■ Problem set ■
1 > From the "Strange Bedfellows" post, copy word for word the part between "If only there" and "his own heart?", inclusive.
2 > In the "Strange Bedfellows" post, what issue does the writer say people should be willing to work with John McCain and Lindsay Graham on?

Friday, July 5, 2013

Strange Bedfellows

If only there were evil people somewhere insidiously committing evil deeds and it were necessary only to separate them from the rest of us and destroy them. But the line dividing good and evil cuts through the heart of every human being. And who is willing to destroy a piece of his own heart?

Alexander Solzhenitsyn
The Obama = Bush crowd celebrates every time someone from the Bush administration agrees with something President Obama does. It's as if any endorsement from those quarters proves their case that the two administrations are the same (ie, evil).

The hypocrisy of that line of reasoning was demonstrated when many of them supported certain elements of Ron Paul's presidential candidacy but wanted to distance themselves from his racism. Or when they chose to #StandWithRand - but not on everything he "stands" for.

The truth is that this habit of "guilt by association" is rampant in politics and it is one of the ugliest elements that feeds our polarization. As we recently saw in the Senate, we can disagree robustly with much of what people like John McCain and Lindsay Graham espouse politically. But when we agree on the need for comprehensive immigration reform, we should be willing to work with our political opponents. Otherwise we become just like the lunatic tea baggers.

The idea of comparing Bush to Obama carries a lot of emotional weight for many of us. That's because we lived through eight very difficult years of watching terrible policy and felt pretty powerless to change anything. Its why the emos use it - we get pissed!

■ Provided records ■
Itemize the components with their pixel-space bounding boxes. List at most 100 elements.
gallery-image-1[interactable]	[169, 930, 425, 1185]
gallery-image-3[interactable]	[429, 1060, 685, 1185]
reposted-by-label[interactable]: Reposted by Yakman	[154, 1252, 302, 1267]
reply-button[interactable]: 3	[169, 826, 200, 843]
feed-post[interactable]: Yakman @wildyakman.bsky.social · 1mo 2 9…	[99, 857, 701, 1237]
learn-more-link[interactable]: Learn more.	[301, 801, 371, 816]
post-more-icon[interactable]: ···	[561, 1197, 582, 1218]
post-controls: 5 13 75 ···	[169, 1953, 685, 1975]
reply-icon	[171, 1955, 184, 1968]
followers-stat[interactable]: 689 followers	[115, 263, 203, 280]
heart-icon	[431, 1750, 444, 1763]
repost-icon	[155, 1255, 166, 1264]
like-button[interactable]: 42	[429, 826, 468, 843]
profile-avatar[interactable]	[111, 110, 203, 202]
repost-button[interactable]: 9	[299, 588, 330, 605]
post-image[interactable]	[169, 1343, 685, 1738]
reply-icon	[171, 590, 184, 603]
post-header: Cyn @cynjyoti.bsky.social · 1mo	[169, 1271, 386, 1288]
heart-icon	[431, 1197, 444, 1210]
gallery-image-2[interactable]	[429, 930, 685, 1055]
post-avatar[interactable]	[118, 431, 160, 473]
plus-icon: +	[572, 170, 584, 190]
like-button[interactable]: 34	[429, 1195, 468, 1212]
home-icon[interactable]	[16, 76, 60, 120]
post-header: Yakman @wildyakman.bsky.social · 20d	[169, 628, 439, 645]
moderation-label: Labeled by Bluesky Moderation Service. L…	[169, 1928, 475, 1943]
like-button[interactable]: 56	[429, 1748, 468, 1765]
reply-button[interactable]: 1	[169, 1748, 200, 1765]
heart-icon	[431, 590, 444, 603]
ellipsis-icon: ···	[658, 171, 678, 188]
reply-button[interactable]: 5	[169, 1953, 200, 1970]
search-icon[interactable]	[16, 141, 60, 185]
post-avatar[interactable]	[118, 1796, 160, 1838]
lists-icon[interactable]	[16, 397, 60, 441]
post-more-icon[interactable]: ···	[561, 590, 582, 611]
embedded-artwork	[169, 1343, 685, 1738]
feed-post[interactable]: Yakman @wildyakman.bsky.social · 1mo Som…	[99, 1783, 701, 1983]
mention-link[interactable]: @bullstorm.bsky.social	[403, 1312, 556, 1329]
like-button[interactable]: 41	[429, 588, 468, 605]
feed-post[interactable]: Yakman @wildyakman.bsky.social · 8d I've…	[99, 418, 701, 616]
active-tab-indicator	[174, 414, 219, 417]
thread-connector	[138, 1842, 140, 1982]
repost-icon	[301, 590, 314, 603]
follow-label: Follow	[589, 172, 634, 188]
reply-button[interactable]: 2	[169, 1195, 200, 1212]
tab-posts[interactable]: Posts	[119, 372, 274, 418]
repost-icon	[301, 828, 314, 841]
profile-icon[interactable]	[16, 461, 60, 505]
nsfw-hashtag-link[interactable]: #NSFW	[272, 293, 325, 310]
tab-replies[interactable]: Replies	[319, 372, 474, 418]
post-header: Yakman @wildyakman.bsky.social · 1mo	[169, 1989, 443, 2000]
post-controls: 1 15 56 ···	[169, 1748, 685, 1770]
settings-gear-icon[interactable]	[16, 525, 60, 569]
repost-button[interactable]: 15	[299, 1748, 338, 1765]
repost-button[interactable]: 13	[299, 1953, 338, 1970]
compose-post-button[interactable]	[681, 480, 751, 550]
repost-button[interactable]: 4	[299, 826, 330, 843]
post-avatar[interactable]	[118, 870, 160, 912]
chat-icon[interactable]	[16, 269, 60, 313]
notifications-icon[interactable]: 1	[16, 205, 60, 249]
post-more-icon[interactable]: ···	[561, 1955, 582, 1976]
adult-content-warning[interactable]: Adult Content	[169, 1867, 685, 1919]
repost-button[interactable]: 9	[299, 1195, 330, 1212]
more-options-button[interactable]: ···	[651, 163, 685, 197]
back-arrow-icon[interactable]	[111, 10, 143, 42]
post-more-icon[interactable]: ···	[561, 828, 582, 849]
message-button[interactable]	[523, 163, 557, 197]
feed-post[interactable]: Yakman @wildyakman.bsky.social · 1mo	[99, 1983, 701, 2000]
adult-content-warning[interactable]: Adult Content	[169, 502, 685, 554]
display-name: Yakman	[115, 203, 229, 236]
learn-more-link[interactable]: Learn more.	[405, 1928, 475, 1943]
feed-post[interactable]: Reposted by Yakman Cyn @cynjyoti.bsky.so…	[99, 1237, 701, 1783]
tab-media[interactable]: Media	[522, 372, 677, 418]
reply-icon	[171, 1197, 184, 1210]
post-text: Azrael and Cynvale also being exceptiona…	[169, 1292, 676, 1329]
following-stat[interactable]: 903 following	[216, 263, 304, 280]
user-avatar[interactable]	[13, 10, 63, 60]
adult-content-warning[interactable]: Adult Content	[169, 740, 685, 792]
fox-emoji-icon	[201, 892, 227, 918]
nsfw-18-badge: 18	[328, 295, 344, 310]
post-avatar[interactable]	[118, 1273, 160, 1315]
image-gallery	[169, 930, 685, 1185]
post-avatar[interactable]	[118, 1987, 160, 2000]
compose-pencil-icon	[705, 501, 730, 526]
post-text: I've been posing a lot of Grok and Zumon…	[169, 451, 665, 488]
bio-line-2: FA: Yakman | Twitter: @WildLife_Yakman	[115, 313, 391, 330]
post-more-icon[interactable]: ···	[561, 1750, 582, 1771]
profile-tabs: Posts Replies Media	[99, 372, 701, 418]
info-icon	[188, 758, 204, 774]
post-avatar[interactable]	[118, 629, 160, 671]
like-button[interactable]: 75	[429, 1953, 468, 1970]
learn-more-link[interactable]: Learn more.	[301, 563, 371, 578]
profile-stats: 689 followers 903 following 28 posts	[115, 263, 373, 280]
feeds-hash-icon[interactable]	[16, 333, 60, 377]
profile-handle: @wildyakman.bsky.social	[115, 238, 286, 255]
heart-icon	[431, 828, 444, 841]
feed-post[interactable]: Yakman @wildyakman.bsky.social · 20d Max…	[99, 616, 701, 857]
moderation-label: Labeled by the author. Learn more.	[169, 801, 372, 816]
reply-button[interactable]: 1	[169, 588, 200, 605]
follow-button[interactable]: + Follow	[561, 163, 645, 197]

■ Exercise solutions ■
1 >
If only there were evil people somewhere insidiously committing evil deeds and it were necessary only to separate them from the rest of us and destroy them. But the line dividing good and evil cuts through the heart of every human being. And who is willing to destroy a piece of his own heart?

2 > Comprehensive immigration reform.